◆ Document segment ◆
◆ ◆ ◆

# Homemade Surf weights



## CootHammer (Jan 10, 2012)

After losing about $50 worth of spider weights in 2 trips I've really started considering alternatives to a $5 spider weight. Do any of yall use homemade weights of any kind?


----------



## jagarcia10 (Mar 10, 2011)

There are some good how to you tube videos of how to do it. How are you losing weights in the surf? There normally isn't anything to get hung up on.


----------



## CootHammer (Jan 10, 2012)

While reeling in sharks I had several other poles lines get cut, not sure what went down there. The other times I would get a couple light bumps and then slack in the line and my line would be cut, Spanish Mack's maybe? Last trip to High Island just reeling in twice and snagged something and broke off. I don't think it's my not, but then again who noses!


----------



## Mustad7731 (May 23, 2004)

Coothammer,
There are several ways to start making your own spider wts...From throw away
molds of wood, better ones made of plaster of paris, to custom made alum molds
and some ones made with wine bottle alum caps...

◆ ◆ ◆

[Layout element entries]
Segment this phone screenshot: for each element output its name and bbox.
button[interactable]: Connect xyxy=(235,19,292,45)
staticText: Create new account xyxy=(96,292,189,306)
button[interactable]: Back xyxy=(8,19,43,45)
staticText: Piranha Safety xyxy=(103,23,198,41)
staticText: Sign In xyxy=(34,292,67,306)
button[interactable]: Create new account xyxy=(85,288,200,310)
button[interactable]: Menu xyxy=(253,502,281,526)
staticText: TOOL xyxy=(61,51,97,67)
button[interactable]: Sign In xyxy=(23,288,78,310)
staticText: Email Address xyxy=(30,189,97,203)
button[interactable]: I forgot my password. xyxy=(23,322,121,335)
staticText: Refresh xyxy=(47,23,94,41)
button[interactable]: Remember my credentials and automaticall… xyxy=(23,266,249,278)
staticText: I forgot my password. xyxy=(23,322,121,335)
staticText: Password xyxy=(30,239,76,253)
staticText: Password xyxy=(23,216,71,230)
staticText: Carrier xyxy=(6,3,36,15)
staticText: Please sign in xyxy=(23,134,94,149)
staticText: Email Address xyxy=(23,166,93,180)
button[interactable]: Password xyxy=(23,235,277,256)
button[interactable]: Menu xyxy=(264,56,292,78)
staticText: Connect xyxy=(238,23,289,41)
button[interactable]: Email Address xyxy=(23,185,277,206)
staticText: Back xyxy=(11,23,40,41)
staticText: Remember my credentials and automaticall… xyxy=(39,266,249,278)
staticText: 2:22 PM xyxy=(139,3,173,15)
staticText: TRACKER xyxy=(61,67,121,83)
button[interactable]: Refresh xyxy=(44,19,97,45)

◆ ◆ ◆

◆ Objectives ◆
- a) Lay out the entries as a numbered list, starting from the first line of the entries up to and including the line containing "staticText: Email Address xyxy=(23,166,93,180)". Leave out blank lines.
- b) Proceed with the forum thread on homemade surf weights, starting right after its last sentence.

◆ Responses to the exercise ◆
- a)
1. Segment this phone screenshot: for each element output its name and bbox.
2. button[interactable]: Connect xyxy=(235,19,292,45)
3. staticText: Create new account xyxy=(96,292,189,306)
4. button[interactable]: Back xyxy=(8,19,43,45)
5. staticText: Piranha Safety xyxy=(103,23,198,41)
6. staticText: Sign In xyxy=(34,292,67,306)
7. button[interactable]: Create new account xyxy=(85,288,200,310)
8. button[interactable]: Menu xyxy=(253,502,281,526)
9. staticText: TOOL xyxy=(61,51,97,67)
10. button[interactable]: Sign In xyxy=(23,288,78,310)
11. staticText: Email Address xyxy=(30,189,97,203)
12. button[interactable]: I forgot my password. xyxy=(23,322,121,335)
13. staticText: Refresh xyxy=(47,23,94,41)
14. button[interactable]: Remember my credentials and automaticall… xyxy=(23,266,249,278)
15. staticText: I forgot my password. xyxy=(23,322,121,335)
16. staticText: Password xyxy=(30,239,76,253)
17. staticText: Password xyxy=(23,216,71,230)
18. staticText: Carrier xyxy=(6,3,36,15)
19. staticText: Please sign in xyxy=(23,134,94,149)
20. staticText: Email Address xyxy=(23,166,93,180)

- b)
Probably the best way to start is make 2 blocks of plaster of paris 3" X 4" X 1" that
fit together really well. Clamp the pieces together with a C clamp....Drill a 1/2"-3/4"
perpendicular hole along the seam between the pieces of the 4" side. Next drill a
3/64" to 1/8" hole perpendicular to the flat side of the mold about 3/4 of the way
down the first hole...Next scratch out a slot into both interior sides of the mold,
about the same size as 1/2 the diameter of the smaller hole.....
To use the mold...Have a premade eye made of SS or copper wire....Run a 12ga
wire thru the slot and the thru the clamped together mold. melt the lead pour into
the mold insert the premade eye into the still molten lead...after about a minute or
so carefully remove the clamp and the new spider wt....
Mustad7731
Jack


----------



## waltmeda (Jul 9, 2013)

I use a 3/4 copper cap (bought from Home Depot). Cut the cap in half, clamp it with a vice or vice grips. I also use #10 wire. Lead weight can be purchased for a very small amount of money from local tire shops.


----------



## jimj100 (Dec 1, 2012)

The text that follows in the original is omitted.